PROBLEM DETAILS
Locate all lines in the data below that hold "ylabel" and show them.

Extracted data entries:
****************

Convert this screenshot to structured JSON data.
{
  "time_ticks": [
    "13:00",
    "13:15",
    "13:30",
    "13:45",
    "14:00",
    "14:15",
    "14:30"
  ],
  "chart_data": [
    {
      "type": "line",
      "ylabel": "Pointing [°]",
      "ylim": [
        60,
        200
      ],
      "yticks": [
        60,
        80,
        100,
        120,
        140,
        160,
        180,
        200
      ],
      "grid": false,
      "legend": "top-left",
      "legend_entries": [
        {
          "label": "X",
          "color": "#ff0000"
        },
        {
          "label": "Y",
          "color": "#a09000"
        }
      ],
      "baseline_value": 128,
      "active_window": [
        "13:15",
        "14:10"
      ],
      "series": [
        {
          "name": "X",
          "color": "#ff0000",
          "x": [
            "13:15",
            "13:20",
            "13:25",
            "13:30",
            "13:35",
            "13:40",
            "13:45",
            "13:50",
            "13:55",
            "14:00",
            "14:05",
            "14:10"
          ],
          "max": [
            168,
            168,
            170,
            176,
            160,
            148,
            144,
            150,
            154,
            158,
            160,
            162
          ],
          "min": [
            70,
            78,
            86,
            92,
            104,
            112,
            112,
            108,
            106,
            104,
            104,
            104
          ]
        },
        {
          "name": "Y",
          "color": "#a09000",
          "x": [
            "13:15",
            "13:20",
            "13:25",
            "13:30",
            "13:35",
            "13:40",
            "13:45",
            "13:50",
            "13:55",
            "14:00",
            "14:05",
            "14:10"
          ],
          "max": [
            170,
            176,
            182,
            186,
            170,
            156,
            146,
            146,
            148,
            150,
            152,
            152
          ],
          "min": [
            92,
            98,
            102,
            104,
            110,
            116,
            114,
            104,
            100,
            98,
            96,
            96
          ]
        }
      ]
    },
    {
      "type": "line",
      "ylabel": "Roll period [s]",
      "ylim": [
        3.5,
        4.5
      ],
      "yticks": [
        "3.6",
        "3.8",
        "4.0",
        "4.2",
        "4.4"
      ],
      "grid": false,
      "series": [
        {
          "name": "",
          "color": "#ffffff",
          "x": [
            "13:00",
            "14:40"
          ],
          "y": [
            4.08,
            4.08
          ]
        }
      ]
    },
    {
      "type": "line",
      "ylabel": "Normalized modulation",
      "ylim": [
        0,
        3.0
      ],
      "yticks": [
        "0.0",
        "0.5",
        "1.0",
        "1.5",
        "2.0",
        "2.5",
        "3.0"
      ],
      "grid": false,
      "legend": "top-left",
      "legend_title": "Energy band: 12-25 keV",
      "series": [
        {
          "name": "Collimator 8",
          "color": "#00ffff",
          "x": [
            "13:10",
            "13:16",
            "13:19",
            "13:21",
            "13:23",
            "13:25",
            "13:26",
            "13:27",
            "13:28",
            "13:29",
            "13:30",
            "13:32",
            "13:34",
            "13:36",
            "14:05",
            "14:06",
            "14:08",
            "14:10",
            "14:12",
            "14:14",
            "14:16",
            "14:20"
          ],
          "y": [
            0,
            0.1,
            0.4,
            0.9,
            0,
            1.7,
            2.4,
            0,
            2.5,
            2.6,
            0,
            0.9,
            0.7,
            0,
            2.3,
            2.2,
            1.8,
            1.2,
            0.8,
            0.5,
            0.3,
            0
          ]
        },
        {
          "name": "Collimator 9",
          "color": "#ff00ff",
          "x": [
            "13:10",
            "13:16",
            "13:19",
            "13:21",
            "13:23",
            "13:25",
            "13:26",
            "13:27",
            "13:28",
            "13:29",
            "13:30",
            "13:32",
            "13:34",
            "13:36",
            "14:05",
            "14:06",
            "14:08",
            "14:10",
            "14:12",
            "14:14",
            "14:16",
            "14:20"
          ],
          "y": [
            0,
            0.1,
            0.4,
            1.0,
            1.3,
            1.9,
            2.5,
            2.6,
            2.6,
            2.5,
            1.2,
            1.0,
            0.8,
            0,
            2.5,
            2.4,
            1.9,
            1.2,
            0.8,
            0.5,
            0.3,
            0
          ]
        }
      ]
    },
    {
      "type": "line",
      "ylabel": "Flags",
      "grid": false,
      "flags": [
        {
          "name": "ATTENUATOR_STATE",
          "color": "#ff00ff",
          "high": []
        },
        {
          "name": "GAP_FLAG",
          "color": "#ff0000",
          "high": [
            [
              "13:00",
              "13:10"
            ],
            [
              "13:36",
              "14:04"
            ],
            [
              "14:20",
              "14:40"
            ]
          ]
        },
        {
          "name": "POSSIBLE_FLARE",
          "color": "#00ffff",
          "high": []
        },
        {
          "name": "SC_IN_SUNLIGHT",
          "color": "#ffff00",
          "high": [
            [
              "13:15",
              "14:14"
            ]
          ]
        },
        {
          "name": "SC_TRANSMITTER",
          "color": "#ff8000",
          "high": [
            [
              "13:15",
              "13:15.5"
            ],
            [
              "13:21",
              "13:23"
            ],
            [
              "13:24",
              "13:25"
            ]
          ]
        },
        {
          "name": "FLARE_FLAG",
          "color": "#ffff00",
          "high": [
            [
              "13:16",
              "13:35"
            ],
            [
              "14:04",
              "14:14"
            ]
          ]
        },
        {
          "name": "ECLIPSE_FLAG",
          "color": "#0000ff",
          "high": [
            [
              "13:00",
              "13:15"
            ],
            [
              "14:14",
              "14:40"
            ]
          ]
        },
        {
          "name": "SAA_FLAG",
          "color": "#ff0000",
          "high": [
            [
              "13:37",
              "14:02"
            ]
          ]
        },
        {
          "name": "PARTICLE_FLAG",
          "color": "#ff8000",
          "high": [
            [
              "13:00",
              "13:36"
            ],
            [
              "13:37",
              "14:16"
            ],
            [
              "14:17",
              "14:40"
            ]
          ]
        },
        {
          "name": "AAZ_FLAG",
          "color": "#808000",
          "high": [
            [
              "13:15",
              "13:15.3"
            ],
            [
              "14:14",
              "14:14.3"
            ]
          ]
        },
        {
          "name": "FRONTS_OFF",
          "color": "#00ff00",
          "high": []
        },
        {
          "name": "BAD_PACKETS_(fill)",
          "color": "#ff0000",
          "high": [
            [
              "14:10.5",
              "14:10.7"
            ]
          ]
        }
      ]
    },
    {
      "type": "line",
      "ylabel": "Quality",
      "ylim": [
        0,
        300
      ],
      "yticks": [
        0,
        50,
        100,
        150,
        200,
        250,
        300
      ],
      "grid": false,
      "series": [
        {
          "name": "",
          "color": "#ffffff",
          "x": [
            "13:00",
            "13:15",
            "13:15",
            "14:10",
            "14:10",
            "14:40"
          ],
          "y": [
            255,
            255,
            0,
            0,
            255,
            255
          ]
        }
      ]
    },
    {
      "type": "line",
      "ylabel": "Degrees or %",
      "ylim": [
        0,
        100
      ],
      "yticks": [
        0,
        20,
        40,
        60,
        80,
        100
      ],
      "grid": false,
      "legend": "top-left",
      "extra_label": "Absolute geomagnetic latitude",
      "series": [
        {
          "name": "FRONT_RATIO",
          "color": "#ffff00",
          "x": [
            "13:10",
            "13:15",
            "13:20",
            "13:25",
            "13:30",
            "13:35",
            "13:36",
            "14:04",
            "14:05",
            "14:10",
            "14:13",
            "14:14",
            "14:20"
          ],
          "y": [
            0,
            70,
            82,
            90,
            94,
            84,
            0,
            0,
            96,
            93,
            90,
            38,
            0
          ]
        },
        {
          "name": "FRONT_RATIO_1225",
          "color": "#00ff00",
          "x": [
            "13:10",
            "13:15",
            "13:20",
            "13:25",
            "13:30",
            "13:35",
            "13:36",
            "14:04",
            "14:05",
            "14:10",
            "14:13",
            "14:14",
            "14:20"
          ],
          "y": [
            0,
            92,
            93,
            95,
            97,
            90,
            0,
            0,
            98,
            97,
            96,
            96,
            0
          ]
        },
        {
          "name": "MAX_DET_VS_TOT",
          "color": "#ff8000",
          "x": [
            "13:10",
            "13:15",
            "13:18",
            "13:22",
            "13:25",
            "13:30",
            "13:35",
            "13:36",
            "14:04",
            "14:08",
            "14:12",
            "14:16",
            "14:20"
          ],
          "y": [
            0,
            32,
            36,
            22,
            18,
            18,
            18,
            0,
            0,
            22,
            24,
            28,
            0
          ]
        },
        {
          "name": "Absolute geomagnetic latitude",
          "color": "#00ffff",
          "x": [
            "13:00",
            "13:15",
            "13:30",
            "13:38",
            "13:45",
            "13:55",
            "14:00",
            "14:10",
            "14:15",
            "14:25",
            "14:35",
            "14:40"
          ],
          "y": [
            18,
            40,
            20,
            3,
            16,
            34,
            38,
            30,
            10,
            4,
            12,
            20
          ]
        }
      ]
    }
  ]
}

****************

EXERCISE OUTPUT
      "ylabel": "Pointing [°]",
      "ylabel": "Roll period [s]",
      "ylabel": "Normalized modulation",
      "ylabel": "Flags",
      "ylabel": "Quality",
      "ylabel": "Degrees or %",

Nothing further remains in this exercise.